[Dataset items]

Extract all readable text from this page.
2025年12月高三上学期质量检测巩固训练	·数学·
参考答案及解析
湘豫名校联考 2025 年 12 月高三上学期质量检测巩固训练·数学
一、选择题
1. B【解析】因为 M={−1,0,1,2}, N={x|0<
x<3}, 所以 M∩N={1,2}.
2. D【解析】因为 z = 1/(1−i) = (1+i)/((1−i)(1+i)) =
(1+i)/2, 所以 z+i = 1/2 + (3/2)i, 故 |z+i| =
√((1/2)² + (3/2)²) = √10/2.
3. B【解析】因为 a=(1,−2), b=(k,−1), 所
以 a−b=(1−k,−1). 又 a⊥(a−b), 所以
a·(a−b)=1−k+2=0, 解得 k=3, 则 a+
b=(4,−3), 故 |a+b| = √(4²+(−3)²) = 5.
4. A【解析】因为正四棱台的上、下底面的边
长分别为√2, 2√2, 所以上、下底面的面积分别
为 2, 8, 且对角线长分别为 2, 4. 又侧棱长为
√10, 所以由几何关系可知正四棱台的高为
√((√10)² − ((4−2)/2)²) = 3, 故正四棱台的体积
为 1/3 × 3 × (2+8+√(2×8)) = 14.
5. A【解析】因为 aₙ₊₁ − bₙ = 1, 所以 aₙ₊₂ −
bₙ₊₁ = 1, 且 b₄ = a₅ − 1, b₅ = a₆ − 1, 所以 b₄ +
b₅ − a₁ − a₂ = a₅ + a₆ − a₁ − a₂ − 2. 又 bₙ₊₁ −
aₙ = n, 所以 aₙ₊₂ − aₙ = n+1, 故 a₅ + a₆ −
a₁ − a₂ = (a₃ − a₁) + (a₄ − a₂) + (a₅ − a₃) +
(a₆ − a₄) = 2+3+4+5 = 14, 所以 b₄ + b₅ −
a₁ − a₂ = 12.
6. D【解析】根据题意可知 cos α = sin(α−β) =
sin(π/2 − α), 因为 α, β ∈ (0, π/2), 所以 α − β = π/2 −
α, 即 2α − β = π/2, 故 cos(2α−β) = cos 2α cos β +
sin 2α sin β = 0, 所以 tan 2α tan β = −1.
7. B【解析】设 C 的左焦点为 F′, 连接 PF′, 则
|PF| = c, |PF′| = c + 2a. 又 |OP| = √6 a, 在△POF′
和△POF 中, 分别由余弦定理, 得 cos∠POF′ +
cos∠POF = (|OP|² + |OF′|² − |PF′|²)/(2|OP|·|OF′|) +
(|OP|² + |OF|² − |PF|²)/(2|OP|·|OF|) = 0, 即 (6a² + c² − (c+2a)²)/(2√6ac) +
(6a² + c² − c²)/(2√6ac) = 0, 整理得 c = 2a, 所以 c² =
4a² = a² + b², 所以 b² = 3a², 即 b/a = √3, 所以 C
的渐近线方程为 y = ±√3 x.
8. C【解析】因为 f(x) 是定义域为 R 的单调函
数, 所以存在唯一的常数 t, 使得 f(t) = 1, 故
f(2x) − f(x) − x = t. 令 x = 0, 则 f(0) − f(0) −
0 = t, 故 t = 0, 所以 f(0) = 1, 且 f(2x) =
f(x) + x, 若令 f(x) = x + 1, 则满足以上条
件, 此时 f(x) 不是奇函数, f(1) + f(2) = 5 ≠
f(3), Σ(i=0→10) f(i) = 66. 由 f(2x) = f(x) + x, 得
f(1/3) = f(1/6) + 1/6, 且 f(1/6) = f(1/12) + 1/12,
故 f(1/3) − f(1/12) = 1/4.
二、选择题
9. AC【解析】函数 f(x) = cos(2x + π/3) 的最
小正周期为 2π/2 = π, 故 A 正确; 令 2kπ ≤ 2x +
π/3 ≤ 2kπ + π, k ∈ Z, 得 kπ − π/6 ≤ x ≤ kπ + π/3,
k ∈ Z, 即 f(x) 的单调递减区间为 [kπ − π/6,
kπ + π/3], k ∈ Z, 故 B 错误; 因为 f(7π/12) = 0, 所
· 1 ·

Work to be completed: Write out all of the records once more, exactly.

Full output:
Extract all readable text from this page.
2025年12月高三上学期质量检测巩固训练	·数学·
参考答案及解析
湘豫名校联考 2025 年 12 月高三上学期质量检测巩固训练·数学
一、选择题
1. B【解析】因为 M={−1,0,1,2}, N={x|0<
x<3}, 所以 M∩N={1,2}.
2. D【解析】因为 z = 1/(1−i) = (1+i)/((1−i)(1+i)) =
(1+i)/2, 所以 z+i = 1/2 + (3/2)i, 故 |z+i| =
√((1/2)² + (3/2)²) = √10/2.
3. B【解析】因为 a=(1,−2), b=(k,−1), 所
以 a−b=(1−k,−1). 又 a⊥(a−b), 所以
a·(a−b)=1−k+2=0, 解得 k=3, 则 a+
b=(4,−3), 故 |a+b| = √(4²+(−3)²) = 5.
4. A【解析】因为正四棱台的上、下底面的边
长分别为√2, 2√2, 所以上、下底面的面积分别
为 2, 8, 且对角线长分别为 2, 4. 又侧棱长为
√10, 所以由几何关系可知正四棱台的高为
√((√10)² − ((4−2)/2)²) = 3, 故正四棱台的体积
为 1/3 × 3 × (2+8+√(2×8)) = 14.
5. A【解析】因为 aₙ₊₁ − bₙ = 1, 所以 aₙ₊₂ −
bₙ₊₁ = 1, 且 b₄ = a₅ − 1, b₅ = a₆ − 1, 所以 b₄ +
b₅ − a₁ − a₂ = a₅ + a₆ − a₁ − a₂ − 2. 又 bₙ₊₁ −
aₙ = n, 所以 aₙ₊₂ − aₙ = n+1, 故 a₅ + a₆ −
a₁ − a₂ = (a₃ − a₁) + (a₄ − a₂) + (a₅ − a₃) +
(a₆ − a₄) = 2+3+4+5 = 14, 所以 b₄ + b₅ −
a₁ − a₂ = 12.
6. D【解析】根据题意可知 cos α = sin(α−β) =
sin(π/2 − α), 因为 α, β ∈ (0, π/2), 所以 α − β = π/2 −
α, 即 2α − β = π/2, 故 cos(2α−β) = cos 2α cos β +
sin 2α sin β = 0, 所以 tan 2α tan β = −1.
7. B【解析】设 C 的左焦点为 F′, 连接 PF′, 则
|PF| = c, |PF′| = c + 2a. 又 |OP| = √6 a, 在△POF′
和△POF 中, 分别由余弦定理, 得 cos∠POF′ +
cos∠POF = (|OP|² + |OF′|² − |PF′|²)/(2|OP|·|OF′|) +
(|OP|² + |OF|² − |PF|²)/(2|OP|·|OF|) = 0, 即 (6a² + c² − (c+2a)²)/(2√6ac) +
(6a² + c² − c²)/(2√6ac) = 0, 整理得 c = 2a, 所以 c² =
4a² = a² + b², 所以 b² = 3a², 即 b/a = √3, 所以 C
的渐近线方程为 y = ±√3 x.
8. C【解析】因为 f(x) 是定义域为 R 的单调函
数, 所以存在唯一的常数 t, 使得 f(t) = 1, 故
f(2x) − f(x) − x = t. 令 x = 0, 则 f(0) − f(0) −
0 = t, 故 t = 0, 所以 f(0) = 1, 且 f(2x) =
f(x) + x, 若令 f(x) = x + 1, 则满足以上条
件, 此时 f(x) 不是奇函数, f(1) + f(2) = 5 ≠
f(3), Σ(i=0→10) f(i) = 66. 由 f(2x) = f(x) + x, 得
f(1/3) = f(1/6) + 1/6, 且 f(1/6) = f(1/12) + 1/12,
故 f(1/3) − f(1/12) = 1/4.
二、选择题
9. AC【解析】函数 f(x) = cos(2x + π/3) 的最
小正周期为 2π/2 = π, 故 A 正确; 令 2kπ ≤ 2x +
π/3 ≤ 2kπ + π, k ∈ Z, 得 kπ − π/6 ≤ x ≤ kπ + π/3,
k ∈ Z, 即 f(x) 的单调递减区间为 [kπ − π/6,
kπ + π/3], k ∈ Z, 故 B 错误; 因为 f(7π/12) = 0, 所
· 1 ·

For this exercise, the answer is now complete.